▸ **JOB**
Gather the lines below that include the string "Battery", copying each in full.
^^^^^^^^^^^^^^^^
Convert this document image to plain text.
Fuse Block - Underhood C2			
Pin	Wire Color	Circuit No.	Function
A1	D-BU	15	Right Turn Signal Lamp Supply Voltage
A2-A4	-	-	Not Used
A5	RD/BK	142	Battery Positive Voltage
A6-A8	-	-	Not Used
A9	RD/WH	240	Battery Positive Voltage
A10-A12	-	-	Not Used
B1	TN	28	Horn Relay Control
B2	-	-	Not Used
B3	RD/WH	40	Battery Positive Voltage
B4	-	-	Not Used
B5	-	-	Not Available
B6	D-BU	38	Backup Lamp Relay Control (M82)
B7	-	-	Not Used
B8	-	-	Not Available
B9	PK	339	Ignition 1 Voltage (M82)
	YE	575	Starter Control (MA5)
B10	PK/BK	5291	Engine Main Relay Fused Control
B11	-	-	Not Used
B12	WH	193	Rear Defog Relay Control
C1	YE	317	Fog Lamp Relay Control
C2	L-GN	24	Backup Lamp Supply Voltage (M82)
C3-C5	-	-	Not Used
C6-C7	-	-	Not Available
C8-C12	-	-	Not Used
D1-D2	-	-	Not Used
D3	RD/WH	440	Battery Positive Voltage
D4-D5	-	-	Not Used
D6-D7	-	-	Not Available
^^^^^^^^^^^^^^^^
▸ **EXPECTED ANSWER**
A5	RD/BK	142	Battery Positive Voltage
A9	RD/WH	240	Battery Positive Voltage
B3	RD/WH	40	Battery Positive Voltage
D3	RD/WH	440	Battery Positive Voltage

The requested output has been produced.